● SET PROBLEM:
Search the material for the string "content" and copy each line where it occurs.

[Figure data in JSON]
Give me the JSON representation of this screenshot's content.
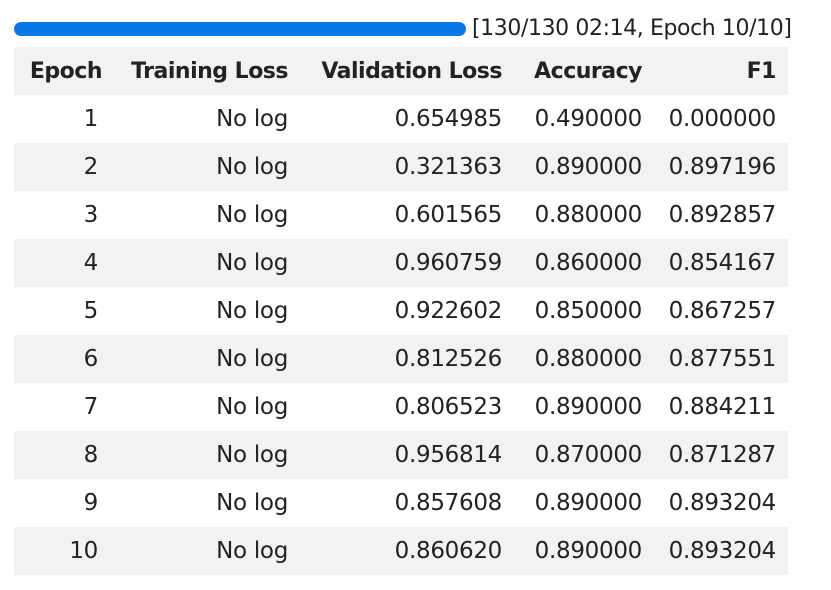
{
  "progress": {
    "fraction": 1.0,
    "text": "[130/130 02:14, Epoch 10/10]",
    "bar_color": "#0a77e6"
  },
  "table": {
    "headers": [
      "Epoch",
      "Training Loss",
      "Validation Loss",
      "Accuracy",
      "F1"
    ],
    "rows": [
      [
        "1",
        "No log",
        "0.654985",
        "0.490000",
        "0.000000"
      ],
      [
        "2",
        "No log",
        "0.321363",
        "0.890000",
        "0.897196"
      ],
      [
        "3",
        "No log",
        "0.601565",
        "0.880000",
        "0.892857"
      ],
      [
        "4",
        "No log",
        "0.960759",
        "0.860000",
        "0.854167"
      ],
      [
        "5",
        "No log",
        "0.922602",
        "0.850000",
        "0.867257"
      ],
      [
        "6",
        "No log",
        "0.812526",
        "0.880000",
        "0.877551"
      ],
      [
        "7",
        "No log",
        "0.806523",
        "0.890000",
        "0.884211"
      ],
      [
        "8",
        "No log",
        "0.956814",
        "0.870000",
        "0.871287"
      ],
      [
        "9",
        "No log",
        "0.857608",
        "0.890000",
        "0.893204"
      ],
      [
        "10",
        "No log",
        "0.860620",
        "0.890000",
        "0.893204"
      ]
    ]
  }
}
==
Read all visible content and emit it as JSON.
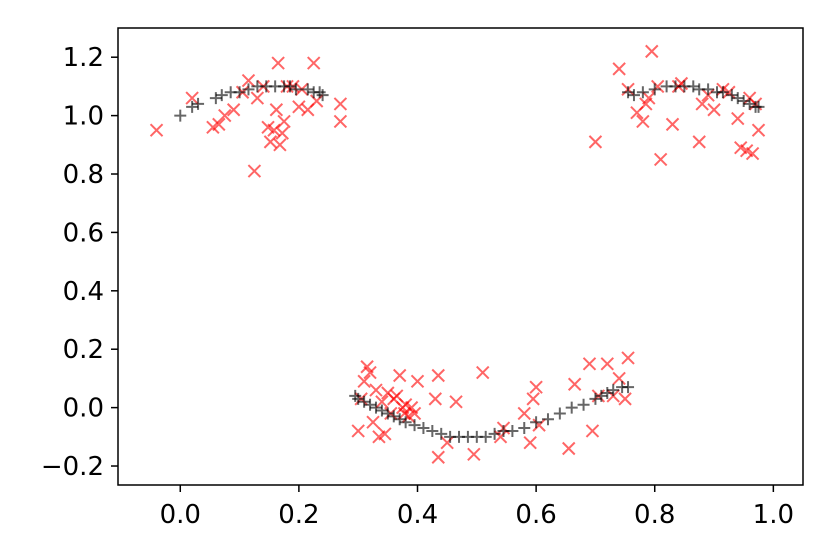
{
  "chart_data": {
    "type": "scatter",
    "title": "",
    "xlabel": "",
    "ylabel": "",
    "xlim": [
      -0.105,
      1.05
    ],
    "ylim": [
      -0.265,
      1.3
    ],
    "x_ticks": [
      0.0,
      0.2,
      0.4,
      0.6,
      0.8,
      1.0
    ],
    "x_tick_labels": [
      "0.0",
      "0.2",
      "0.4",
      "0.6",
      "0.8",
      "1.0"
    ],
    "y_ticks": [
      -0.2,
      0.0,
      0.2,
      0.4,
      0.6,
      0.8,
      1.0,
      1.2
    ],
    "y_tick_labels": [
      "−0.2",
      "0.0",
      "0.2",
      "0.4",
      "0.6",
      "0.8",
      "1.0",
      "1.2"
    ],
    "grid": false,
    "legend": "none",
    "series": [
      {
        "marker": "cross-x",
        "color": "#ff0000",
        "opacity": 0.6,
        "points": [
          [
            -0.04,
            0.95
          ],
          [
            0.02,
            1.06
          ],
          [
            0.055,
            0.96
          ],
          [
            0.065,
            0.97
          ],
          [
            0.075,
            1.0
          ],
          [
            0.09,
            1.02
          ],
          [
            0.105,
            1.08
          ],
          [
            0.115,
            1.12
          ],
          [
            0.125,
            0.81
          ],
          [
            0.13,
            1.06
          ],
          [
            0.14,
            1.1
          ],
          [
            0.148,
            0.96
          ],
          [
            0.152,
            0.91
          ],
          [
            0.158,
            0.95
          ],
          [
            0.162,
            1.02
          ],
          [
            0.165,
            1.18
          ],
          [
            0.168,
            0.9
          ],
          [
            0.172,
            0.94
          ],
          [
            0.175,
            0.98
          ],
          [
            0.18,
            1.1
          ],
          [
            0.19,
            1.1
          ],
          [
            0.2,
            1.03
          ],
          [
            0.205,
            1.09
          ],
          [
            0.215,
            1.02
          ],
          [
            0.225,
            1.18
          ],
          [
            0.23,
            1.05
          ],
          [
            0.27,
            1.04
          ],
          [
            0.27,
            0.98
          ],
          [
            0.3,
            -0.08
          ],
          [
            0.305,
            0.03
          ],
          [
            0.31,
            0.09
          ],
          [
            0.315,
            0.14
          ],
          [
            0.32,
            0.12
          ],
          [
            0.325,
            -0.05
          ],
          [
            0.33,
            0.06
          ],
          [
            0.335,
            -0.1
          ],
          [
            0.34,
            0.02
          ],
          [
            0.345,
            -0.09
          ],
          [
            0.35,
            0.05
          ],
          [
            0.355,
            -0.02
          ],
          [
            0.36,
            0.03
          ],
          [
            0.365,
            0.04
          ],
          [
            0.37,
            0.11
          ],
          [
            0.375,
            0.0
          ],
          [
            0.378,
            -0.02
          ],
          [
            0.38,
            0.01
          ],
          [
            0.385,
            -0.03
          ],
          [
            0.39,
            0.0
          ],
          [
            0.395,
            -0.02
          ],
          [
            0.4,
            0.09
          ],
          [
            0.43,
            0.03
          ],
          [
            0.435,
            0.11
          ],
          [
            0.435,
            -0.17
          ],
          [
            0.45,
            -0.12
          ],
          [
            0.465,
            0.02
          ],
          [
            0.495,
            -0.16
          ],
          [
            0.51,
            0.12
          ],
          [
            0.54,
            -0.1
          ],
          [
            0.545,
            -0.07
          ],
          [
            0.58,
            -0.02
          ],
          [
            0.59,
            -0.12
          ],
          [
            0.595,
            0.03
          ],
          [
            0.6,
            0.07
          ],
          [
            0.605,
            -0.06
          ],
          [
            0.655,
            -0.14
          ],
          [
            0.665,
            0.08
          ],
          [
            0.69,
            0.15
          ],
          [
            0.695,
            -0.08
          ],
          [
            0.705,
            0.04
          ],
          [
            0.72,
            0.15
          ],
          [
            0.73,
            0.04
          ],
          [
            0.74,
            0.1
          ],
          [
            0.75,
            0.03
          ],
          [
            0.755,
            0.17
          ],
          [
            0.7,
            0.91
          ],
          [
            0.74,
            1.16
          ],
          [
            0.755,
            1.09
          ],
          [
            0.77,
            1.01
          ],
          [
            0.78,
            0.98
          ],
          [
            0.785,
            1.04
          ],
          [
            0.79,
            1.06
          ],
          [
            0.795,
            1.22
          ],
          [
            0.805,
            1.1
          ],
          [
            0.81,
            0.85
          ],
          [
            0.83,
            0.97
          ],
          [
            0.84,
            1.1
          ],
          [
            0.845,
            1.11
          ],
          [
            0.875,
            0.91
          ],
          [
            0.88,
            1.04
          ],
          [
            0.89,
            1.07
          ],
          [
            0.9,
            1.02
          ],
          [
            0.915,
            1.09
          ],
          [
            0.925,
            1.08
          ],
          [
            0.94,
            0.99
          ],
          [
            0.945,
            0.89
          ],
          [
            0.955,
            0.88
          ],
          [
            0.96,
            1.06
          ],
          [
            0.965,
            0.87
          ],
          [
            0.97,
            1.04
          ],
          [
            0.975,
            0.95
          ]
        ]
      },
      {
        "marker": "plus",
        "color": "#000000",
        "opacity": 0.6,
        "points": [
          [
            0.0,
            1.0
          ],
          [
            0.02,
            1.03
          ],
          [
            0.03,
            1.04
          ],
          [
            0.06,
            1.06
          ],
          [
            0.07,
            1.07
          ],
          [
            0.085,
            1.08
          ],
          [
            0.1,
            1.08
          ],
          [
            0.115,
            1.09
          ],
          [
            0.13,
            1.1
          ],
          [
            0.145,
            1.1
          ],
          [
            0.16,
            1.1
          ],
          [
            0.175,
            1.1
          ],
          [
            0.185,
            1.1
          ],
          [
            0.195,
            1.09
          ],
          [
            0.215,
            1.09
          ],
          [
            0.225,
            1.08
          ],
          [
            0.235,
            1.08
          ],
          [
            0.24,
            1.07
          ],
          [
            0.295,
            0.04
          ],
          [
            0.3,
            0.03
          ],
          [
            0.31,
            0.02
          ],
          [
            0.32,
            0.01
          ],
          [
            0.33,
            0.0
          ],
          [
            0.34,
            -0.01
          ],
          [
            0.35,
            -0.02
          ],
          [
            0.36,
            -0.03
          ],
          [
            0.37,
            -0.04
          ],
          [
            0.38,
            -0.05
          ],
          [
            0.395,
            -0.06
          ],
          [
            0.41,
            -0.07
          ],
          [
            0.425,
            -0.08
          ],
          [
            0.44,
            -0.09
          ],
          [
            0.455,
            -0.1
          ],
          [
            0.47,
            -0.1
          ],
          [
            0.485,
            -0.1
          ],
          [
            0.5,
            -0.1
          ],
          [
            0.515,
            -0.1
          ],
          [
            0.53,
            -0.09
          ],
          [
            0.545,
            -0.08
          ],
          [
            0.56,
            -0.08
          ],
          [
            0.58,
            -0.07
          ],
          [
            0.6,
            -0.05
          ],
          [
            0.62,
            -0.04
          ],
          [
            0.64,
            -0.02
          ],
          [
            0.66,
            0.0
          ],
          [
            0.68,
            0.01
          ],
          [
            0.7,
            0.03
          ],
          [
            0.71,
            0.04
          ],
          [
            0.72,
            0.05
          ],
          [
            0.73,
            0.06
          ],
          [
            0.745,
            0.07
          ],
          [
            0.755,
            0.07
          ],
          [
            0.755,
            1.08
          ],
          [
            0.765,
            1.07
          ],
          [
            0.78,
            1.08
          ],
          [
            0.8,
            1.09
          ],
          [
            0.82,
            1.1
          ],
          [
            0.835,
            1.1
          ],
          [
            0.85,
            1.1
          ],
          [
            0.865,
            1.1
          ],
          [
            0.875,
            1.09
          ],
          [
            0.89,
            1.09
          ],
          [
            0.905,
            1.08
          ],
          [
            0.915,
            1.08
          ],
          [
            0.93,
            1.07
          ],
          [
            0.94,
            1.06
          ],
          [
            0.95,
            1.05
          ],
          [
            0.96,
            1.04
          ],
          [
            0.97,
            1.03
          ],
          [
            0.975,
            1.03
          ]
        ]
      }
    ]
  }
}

● SOLUTION FOR THIS PROBLEM:
Give me the JSON representation of this screenshot's content.
Read all visible content and emit it as JSON.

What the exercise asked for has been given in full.